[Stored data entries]
━━━━━━━━━━

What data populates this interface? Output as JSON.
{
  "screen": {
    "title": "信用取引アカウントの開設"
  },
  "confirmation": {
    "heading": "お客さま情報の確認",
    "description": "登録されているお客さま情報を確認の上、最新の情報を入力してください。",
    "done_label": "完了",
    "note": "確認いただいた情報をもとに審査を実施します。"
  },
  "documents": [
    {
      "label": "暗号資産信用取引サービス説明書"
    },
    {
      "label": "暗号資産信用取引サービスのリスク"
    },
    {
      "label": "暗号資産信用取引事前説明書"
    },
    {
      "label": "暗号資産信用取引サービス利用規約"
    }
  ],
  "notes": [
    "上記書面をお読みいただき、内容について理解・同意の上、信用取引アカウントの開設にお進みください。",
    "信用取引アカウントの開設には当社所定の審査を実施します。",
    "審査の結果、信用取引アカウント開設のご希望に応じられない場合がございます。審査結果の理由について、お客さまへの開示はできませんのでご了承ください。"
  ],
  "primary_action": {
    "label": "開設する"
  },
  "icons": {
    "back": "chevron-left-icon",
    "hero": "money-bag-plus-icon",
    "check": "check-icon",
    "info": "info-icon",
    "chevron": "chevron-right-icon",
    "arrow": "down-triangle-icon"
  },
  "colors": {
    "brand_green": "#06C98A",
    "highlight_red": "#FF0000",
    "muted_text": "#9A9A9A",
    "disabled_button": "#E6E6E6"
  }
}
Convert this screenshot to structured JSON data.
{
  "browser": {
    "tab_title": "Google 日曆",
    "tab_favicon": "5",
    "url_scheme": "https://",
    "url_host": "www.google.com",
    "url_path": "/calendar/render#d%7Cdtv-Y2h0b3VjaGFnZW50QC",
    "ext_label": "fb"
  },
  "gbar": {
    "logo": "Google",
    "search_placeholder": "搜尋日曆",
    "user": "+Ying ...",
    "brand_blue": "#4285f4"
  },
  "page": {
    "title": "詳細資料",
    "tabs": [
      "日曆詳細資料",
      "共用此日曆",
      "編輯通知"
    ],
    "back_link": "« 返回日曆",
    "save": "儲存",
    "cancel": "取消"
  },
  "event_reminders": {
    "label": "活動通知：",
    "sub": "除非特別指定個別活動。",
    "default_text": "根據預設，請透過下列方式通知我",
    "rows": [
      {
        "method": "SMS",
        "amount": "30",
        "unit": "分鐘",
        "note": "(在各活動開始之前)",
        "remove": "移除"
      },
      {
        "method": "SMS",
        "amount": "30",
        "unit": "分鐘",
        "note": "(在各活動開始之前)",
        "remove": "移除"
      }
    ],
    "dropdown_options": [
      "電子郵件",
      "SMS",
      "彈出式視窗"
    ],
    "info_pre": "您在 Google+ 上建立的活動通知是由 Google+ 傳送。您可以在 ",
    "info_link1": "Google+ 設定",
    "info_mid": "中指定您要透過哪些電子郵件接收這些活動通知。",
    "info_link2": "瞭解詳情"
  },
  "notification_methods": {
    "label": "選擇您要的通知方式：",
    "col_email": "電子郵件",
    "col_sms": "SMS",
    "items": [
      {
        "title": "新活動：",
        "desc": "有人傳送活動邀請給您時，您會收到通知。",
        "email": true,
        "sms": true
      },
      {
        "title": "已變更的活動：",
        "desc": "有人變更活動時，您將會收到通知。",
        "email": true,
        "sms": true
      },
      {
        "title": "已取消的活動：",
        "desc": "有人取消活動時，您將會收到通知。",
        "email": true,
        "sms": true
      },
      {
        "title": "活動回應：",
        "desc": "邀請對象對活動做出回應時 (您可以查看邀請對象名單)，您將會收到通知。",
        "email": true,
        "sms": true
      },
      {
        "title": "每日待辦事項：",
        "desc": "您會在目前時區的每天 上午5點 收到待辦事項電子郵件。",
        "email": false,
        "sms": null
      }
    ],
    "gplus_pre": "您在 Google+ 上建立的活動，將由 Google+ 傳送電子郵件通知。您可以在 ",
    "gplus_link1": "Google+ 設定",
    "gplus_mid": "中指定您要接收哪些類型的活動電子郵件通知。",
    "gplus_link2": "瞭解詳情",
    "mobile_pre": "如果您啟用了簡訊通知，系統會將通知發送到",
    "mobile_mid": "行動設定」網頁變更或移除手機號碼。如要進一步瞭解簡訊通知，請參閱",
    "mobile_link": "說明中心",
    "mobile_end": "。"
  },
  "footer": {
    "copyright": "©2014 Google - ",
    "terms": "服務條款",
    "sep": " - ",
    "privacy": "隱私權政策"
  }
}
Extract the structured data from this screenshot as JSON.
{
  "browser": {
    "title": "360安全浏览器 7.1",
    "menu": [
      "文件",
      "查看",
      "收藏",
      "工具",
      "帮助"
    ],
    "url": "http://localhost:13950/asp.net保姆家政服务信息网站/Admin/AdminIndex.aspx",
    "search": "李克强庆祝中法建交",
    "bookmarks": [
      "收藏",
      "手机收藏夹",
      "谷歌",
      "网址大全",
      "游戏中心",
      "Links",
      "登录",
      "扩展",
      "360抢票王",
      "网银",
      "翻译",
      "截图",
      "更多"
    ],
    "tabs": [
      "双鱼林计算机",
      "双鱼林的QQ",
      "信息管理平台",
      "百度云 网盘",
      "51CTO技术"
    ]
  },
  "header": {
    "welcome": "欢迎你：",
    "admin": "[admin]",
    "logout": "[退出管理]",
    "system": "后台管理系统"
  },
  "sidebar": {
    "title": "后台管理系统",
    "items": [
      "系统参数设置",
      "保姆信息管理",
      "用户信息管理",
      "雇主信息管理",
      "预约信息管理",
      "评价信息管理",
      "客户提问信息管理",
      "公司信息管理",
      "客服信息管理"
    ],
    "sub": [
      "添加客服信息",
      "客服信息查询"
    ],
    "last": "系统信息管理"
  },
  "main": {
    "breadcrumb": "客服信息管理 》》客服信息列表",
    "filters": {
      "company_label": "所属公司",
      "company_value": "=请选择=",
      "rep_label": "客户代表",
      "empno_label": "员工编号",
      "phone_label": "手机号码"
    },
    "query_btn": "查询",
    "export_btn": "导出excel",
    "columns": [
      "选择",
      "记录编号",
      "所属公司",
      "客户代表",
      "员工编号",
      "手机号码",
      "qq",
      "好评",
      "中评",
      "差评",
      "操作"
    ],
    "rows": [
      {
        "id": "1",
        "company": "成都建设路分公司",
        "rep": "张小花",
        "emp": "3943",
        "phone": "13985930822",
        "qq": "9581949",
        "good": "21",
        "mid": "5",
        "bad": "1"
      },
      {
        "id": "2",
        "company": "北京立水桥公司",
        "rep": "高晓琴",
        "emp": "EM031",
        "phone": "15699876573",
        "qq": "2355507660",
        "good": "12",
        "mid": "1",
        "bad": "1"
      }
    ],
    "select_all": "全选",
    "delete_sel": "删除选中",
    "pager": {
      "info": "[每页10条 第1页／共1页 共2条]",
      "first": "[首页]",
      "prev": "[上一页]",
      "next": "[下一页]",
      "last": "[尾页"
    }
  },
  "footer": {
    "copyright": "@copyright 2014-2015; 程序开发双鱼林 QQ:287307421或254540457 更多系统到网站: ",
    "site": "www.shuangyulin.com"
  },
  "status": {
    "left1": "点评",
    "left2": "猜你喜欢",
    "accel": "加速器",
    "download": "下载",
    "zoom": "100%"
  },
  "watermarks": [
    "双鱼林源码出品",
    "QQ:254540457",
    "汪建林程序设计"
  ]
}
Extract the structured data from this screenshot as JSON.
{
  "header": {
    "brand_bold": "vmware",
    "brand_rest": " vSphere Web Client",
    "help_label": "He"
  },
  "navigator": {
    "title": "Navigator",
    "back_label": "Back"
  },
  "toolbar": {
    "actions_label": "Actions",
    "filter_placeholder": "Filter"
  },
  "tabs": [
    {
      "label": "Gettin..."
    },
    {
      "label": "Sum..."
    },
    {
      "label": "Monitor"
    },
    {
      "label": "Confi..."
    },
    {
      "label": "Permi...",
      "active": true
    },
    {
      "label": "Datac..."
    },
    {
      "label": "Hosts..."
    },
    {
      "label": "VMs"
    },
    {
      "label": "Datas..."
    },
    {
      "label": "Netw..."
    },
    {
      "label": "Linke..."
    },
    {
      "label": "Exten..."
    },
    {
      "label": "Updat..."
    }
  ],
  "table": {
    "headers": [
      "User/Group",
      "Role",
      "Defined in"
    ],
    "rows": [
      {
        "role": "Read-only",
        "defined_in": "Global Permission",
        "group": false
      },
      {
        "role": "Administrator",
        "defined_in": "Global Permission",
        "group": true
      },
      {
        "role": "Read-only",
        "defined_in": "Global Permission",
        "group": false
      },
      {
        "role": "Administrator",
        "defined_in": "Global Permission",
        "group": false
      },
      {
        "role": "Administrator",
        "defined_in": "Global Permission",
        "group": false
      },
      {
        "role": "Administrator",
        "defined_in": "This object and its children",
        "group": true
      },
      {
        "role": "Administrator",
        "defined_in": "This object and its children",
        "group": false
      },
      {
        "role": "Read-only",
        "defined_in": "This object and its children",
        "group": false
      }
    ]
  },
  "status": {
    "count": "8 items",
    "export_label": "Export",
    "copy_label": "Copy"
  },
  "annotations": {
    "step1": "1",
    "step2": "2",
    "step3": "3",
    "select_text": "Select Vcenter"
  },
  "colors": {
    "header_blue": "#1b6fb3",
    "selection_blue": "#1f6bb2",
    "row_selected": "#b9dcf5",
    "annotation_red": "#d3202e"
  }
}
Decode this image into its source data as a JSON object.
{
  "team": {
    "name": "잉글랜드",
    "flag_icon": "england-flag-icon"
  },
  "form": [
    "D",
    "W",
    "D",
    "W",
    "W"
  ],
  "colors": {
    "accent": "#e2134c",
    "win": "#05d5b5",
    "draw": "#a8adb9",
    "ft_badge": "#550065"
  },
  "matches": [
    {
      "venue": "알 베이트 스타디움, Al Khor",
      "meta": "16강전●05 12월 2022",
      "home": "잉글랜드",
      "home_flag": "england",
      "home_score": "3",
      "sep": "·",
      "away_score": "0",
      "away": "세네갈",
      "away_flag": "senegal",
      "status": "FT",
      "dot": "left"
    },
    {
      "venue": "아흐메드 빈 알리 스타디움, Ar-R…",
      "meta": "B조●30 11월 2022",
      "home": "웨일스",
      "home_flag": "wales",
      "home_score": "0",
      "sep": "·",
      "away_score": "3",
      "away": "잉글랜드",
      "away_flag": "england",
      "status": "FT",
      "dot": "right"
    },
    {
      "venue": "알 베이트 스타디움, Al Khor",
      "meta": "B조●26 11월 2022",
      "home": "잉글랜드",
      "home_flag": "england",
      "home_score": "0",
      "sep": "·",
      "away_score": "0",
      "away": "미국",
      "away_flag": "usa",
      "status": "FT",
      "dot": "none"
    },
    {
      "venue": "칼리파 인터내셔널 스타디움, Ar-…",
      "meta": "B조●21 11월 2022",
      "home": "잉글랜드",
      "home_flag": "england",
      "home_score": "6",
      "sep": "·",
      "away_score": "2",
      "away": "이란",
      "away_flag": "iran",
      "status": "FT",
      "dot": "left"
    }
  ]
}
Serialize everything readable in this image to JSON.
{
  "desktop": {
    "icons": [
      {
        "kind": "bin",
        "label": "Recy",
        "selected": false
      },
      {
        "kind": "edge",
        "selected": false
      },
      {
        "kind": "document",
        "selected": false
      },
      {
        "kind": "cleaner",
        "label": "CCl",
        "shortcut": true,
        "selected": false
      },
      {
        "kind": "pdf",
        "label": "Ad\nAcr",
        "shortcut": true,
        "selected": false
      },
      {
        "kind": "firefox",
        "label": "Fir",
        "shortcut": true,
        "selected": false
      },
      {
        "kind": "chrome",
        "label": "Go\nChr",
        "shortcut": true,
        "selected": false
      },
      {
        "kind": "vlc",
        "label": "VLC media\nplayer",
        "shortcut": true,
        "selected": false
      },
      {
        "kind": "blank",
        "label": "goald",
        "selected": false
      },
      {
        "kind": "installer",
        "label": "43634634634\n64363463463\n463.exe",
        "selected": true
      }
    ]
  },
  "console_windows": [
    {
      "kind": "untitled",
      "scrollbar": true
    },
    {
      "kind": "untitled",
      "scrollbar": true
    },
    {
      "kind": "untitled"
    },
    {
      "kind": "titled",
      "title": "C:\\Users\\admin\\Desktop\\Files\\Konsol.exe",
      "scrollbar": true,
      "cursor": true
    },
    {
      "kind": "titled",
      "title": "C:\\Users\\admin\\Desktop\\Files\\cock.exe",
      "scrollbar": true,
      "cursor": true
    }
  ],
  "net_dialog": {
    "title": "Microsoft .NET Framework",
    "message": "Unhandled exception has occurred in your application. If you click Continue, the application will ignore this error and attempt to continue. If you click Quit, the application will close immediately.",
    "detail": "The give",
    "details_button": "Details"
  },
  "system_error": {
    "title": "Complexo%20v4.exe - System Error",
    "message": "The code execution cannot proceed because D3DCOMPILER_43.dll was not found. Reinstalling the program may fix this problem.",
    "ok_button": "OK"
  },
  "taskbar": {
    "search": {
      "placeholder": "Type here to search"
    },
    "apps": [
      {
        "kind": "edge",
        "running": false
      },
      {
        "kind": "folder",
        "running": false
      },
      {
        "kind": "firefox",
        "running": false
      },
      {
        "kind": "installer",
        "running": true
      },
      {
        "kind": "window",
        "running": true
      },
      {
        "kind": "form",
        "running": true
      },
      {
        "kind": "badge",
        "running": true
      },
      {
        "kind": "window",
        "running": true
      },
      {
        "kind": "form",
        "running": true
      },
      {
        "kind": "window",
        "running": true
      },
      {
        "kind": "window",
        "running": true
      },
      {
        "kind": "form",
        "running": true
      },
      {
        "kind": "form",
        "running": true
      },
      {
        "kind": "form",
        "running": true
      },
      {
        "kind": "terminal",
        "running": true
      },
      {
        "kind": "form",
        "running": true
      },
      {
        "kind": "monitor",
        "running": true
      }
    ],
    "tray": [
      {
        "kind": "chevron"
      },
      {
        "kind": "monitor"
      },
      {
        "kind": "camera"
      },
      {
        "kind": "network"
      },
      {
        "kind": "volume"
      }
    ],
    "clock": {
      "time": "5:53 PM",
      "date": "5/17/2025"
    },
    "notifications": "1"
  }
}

━━━━━━━━━━

- PROBLEM TO WORK ON -
Copy all lines above containing the string "copyright".

- SOLUTION -
    "copyright": "©2014 Google - ",
    "copyright": "@copyright 2014-2015; 程序开发双鱼林 QQ:287307421或254540457 更多系统到网站: ",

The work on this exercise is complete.